_DATA SUPPLIED_
====

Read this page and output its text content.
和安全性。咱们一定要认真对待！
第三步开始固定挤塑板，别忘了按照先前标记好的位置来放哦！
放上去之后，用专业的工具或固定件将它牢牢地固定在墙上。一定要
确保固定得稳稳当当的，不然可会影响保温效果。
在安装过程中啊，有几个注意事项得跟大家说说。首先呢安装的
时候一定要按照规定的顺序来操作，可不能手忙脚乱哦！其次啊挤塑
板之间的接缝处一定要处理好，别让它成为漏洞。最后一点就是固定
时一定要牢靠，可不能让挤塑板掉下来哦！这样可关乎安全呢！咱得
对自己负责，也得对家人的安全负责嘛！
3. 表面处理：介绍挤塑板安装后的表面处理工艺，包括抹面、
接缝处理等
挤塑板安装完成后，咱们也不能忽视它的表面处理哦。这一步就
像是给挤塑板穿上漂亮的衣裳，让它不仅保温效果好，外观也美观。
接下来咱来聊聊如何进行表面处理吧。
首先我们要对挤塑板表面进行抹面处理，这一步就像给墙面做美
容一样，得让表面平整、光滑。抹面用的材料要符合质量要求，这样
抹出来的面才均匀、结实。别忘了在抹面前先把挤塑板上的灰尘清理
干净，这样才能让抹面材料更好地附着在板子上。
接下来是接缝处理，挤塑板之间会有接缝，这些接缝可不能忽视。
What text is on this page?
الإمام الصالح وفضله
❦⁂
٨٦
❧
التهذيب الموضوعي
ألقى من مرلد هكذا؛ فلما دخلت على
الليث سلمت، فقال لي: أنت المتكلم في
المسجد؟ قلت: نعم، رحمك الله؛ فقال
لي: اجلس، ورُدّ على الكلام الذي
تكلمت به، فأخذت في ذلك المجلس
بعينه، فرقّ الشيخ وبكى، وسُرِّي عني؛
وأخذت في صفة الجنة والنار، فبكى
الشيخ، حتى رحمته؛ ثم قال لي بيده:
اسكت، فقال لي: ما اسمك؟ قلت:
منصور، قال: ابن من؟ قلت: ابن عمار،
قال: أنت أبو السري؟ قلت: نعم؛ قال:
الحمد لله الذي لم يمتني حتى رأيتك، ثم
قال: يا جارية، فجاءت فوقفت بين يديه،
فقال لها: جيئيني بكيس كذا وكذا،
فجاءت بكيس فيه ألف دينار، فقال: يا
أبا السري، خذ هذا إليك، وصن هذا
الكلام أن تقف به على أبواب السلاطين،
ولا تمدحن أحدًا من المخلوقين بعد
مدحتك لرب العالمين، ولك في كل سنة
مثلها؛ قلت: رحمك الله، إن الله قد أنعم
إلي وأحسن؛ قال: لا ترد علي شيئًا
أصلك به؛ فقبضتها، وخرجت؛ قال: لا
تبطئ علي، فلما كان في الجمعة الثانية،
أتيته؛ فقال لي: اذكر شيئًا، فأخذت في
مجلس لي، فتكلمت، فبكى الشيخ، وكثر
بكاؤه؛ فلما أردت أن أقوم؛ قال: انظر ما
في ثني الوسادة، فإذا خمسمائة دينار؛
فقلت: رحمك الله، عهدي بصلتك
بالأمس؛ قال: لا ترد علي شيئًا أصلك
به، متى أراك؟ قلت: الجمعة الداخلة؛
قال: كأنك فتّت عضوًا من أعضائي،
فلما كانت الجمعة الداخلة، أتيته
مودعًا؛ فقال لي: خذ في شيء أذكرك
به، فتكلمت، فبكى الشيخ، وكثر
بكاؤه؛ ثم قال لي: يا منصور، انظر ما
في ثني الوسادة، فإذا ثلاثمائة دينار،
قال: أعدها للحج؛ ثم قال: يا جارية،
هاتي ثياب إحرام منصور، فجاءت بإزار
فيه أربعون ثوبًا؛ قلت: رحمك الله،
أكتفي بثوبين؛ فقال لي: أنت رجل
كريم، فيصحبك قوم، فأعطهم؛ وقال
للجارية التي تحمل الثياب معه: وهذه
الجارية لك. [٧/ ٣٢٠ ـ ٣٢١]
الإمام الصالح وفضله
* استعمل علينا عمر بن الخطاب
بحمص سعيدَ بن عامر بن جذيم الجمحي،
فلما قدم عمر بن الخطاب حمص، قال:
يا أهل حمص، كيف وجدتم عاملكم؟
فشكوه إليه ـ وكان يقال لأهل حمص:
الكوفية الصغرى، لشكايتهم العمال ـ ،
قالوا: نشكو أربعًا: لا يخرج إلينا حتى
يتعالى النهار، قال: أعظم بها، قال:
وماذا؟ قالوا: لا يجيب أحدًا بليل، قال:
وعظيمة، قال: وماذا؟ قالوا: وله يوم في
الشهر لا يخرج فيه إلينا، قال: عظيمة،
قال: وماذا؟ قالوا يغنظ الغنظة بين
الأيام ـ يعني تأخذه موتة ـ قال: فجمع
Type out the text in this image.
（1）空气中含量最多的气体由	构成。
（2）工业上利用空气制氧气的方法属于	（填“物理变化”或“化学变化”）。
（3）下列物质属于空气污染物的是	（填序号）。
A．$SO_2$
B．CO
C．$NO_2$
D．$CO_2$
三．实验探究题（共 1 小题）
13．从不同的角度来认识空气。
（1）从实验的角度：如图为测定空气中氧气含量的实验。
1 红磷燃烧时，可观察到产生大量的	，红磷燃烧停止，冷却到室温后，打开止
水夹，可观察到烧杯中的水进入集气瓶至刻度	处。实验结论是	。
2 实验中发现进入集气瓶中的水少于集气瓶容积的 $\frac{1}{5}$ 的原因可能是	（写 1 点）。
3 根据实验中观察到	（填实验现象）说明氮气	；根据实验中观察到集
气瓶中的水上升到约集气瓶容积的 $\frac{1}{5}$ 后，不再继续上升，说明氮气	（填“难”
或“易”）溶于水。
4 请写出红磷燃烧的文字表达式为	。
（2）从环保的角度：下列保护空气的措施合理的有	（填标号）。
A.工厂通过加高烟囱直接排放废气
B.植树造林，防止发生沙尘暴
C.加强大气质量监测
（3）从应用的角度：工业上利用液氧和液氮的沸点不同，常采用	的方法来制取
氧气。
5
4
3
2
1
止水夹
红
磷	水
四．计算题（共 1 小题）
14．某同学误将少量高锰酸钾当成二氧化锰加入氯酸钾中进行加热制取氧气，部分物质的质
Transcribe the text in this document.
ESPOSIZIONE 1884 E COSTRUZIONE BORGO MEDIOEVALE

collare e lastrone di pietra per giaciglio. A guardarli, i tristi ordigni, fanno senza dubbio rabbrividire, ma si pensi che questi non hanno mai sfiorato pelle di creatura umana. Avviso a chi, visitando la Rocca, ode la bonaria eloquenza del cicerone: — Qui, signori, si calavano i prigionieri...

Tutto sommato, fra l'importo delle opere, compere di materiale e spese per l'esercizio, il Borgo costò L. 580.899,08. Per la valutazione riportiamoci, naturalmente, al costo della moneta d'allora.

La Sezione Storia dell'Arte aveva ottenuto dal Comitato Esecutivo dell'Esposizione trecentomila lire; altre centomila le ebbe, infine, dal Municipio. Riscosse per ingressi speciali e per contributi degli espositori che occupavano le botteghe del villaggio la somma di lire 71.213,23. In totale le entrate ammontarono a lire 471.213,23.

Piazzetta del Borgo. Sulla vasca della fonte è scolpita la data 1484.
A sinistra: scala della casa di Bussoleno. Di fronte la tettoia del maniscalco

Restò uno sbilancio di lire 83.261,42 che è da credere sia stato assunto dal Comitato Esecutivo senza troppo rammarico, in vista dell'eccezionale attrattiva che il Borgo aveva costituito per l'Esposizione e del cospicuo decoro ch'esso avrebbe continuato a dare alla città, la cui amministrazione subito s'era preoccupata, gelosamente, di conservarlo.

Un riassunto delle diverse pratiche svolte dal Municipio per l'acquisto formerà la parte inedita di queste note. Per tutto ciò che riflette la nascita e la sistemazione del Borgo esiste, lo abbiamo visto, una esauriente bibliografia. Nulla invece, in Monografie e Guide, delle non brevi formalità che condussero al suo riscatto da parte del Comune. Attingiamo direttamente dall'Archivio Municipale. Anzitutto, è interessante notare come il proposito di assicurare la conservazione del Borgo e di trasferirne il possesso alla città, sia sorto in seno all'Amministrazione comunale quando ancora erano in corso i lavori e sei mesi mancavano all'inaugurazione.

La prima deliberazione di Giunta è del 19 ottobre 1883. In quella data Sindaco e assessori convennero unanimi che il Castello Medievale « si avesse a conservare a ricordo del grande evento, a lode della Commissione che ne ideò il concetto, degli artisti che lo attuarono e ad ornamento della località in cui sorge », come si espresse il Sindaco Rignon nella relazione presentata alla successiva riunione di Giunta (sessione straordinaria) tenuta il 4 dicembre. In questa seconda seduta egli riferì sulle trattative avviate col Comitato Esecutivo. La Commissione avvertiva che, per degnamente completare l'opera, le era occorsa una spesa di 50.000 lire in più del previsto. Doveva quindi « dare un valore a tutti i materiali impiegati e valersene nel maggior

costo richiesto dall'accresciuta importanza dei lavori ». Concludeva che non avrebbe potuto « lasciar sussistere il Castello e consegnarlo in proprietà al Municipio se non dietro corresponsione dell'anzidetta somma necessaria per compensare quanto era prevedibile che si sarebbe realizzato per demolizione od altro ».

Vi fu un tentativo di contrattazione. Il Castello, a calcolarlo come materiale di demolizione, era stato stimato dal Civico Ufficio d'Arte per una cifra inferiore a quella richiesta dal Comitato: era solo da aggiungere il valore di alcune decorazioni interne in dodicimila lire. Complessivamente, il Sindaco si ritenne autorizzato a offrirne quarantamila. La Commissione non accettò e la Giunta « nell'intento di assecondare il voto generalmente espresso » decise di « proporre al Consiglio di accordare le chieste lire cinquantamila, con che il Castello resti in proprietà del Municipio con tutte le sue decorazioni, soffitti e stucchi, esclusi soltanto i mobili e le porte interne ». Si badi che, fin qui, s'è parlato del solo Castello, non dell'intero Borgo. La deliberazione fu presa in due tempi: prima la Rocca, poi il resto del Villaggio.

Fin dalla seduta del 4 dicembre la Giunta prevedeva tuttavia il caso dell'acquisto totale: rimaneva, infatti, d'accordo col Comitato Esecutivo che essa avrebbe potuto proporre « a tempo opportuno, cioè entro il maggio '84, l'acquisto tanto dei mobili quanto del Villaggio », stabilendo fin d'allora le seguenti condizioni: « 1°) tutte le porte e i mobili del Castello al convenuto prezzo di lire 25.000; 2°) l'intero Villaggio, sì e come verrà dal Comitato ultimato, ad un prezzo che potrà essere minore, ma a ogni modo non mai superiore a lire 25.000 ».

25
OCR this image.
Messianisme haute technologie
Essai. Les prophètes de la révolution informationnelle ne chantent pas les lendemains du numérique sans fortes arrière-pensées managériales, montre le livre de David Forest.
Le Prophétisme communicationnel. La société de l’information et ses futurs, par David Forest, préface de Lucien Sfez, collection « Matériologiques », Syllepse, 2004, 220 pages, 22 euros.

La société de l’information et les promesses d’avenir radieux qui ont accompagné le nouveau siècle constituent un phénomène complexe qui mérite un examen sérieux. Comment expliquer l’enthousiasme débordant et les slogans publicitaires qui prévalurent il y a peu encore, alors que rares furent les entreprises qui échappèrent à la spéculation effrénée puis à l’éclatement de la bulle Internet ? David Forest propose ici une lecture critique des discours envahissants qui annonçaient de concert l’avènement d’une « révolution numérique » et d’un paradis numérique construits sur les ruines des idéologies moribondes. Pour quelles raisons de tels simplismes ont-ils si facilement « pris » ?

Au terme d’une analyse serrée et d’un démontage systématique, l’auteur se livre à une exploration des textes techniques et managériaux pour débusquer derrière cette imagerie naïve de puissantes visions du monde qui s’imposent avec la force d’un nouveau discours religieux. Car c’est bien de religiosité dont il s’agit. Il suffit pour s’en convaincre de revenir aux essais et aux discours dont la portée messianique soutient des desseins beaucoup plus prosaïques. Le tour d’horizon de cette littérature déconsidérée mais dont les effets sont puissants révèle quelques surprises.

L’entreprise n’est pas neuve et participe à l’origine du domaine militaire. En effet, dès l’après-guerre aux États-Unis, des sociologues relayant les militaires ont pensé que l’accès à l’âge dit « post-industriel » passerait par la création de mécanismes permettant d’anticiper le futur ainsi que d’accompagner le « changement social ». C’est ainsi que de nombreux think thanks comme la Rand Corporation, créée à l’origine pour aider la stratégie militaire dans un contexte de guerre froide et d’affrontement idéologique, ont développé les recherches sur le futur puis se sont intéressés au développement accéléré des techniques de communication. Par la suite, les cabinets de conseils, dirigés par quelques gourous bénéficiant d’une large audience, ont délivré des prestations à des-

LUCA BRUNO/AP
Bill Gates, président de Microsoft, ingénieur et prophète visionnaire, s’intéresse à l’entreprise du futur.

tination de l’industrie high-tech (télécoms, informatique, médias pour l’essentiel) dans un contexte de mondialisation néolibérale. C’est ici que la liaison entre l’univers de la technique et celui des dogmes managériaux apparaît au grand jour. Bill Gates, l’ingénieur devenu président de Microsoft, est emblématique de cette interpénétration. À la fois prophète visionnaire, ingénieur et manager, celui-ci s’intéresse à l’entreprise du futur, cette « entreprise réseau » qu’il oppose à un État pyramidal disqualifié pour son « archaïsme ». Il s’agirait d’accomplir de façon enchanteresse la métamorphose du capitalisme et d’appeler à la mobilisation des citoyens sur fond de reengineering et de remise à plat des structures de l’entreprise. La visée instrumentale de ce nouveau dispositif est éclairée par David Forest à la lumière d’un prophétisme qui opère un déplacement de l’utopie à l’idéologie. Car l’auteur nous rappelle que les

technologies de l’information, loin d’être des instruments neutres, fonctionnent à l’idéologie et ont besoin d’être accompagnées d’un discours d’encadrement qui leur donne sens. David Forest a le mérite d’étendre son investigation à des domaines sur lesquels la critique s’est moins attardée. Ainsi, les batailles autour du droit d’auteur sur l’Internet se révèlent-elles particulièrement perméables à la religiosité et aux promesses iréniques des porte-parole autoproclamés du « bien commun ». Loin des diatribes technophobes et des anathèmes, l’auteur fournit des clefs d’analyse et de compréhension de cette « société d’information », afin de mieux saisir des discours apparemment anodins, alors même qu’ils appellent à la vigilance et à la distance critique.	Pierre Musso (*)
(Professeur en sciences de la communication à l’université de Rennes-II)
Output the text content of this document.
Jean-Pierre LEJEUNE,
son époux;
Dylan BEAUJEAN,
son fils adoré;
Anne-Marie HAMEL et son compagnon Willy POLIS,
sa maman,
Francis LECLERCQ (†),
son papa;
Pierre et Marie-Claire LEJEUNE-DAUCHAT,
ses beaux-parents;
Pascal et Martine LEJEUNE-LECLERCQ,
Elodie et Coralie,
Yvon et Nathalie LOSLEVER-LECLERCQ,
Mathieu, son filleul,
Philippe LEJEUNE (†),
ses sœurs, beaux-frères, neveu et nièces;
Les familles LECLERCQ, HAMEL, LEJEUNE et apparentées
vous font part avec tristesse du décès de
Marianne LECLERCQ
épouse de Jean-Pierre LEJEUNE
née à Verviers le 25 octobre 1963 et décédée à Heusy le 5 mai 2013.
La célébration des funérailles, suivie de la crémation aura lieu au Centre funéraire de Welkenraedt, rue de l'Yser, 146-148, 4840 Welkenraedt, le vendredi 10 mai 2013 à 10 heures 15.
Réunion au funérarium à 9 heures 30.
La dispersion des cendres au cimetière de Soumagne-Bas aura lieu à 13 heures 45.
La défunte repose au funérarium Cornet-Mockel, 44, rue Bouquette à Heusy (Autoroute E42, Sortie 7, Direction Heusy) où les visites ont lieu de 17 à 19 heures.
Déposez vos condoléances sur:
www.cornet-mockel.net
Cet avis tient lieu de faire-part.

====

_EXERCISE BRIEF_
Pull every line containing the word "document" out of the material.

_FULL OUTPUT_
Transcribe the text in this document.
Output the text content of this document.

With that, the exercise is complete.